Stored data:
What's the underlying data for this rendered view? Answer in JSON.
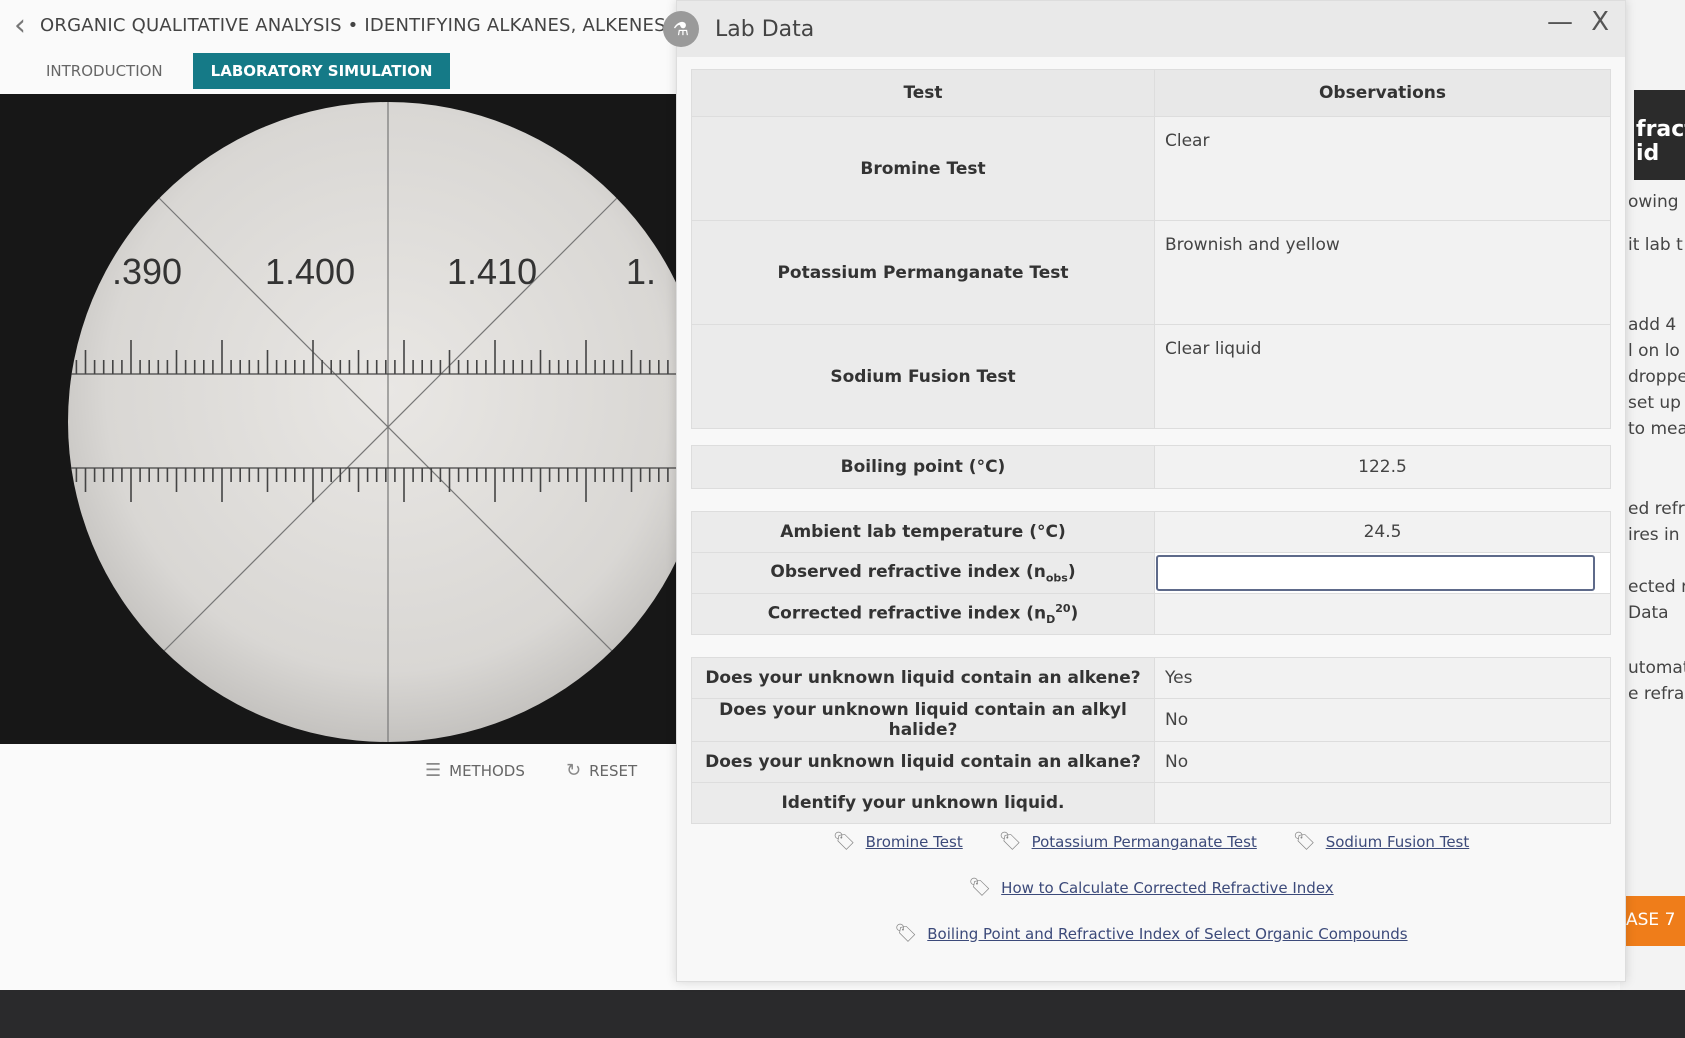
{
  "header": {
    "title": "ORGANIC QUALITATIVE ANALYSIS • IDENTIFYING ALKANES, ALKENES,",
    "tabs": [
      {
        "label": "INTRODUCTION",
        "active": false
      },
      {
        "label": "LABORATORY SIMULATION",
        "active": true
      }
    ]
  },
  "scope": {
    "scale_labels": [
      ".390",
      "1.400",
      "1.410",
      "1."
    ]
  },
  "controls": {
    "methods": "METHODS",
    "reset": "RESET"
  },
  "modal": {
    "title": "Lab Data",
    "minimize": "—",
    "close": "X",
    "tests_table": {
      "headers": [
        "Test",
        "Observations"
      ],
      "rows": [
        {
          "test": "Bromine Test",
          "observation": "Clear"
        },
        {
          "test": "Potassium Permanganate Test",
          "observation": "Brownish and yellow"
        },
        {
          "test": "Sodium Fusion Test",
          "observation": "Clear liquid"
        }
      ]
    },
    "boiling_point": {
      "label": "Boiling point (°C)",
      "value": "122.5"
    },
    "refractive": {
      "ambient_label": "Ambient lab temperature (°C)",
      "ambient_value": "24.5",
      "nobs_label": "Observed refractive index (n",
      "nobs_sub": "obs",
      "nobs_value": "",
      "nd_label": "Corrected refractive index (n",
      "nd_sub": "D",
      "nd_sup": "20",
      "nd_value": ""
    },
    "questions": [
      {
        "q": "Does your unknown liquid contain an alkene?",
        "a": "Yes"
      },
      {
        "q": "Does your unknown liquid contain an alkyl halide?",
        "a": "No"
      },
      {
        "q": "Does your unknown liquid contain an alkane?",
        "a": "No"
      },
      {
        "q": "Identify your unknown liquid.",
        "a": ""
      }
    ],
    "links": {
      "bromine": "Bromine Test",
      "permanganate": "Potassium Permanganate Test",
      "sodium": "Sodium Fusion Test",
      "corrected": "How to Calculate Corrected Refractive Index",
      "boiling": "Boiling Point and Refractive Index of Select Organic Compounds"
    }
  },
  "background_panel": {
    "dark_text": "fracti\nid",
    "lines": [
      "owing",
      "it lab t",
      "add 4\nl on lo\ndroppe\nset up\nto mea",
      "ed refr\nires in",
      "ected r\nData",
      "utomat\ne refrac"
    ],
    "orange": "ASE 7"
  }
}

▶ [Written instruction]:
Print the records word for word and exclude any picture they hold.

▶ [Answer to the problem]:
What's the underlying data for this rendered view? Answer in JSON.
{
  "header": {
    "title": "ORGANIC QUALITATIVE ANALYSIS • IDENTIFYING ALKANES, ALKENES,",
    "tabs": [
      {
        "label": "INTRODUCTION",
        "active": false
      },
      {
        "label": "LABORATORY SIMULATION",
        "active": true
      }
    ]
  },
  "scope": {
    "scale_labels": [
      ".390",
      "1.400",
      "1.410",
      "1."
    ]
  },
  "controls": {
    "methods": "METHODS",
    "reset": "RESET"
  },
  "modal": {
    "title": "Lab Data",
    "minimize": "—",
    "close": "X",
    "tests_table": {
      "headers": [
        "Test",
        "Observations"
      ],
      "rows": [
        {
          "test": "Bromine Test",
          "observation": "Clear"
        },
        {
          "test": "Potassium Permanganate Test",
          "observation": "Brownish and yellow"
        },
        {
          "test": "Sodium Fusion Test",
          "observation": "Clear liquid"
        }
      ]
    },
    "boiling_point": {
      "label": "Boiling point (°C)",
      "value": "122.5"
    },
    "refractive": {
      "ambient_label": "Ambient lab temperature (°C)",
      "ambient_value": "24.5",
      "nobs_label": "Observed refractive index (n",
      "nobs_sub": "obs",
      "nobs_value": "",
      "nd_label": "Corrected refractive index (n",
      "nd_sub": "D",
      "nd_sup": "20",
      "nd_value": ""
    },
    "questions": [
      {
        "q": "Does your unknown liquid contain an alkene?",
        "a": "Yes"
      },
      {
        "q": "Does your unknown liquid contain an alkyl halide?",
        "a": "No"
      },
      {
        "q": "Does your unknown liquid contain an alkane?",
        "a": "No"
      },
      {
        "q": "Identify your unknown liquid.",
        "a": ""
      }
    ],
    "links": {
      "bromine": "Bromine Test",
      "permanganate": "Potassium Permanganate Test",
      "sodium": "Sodium Fusion Test",
      "corrected": "How to Calculate Corrected Refractive Index",
      "boiling": "Boiling Point and Refractive Index of Select Organic Compounds"
    }
  },
  "background_panel": {
    "dark_text": "fracti\nid",
    "lines": [
      "owing",
      "it lab t",
      "add 4\nl on lo\ndroppe\nset up\nto mea",
      "ed refr\nires in",
      "ected r\nData",
      "utomat\ne refrac"
    ],
    "orange": "ASE 7"
  }
}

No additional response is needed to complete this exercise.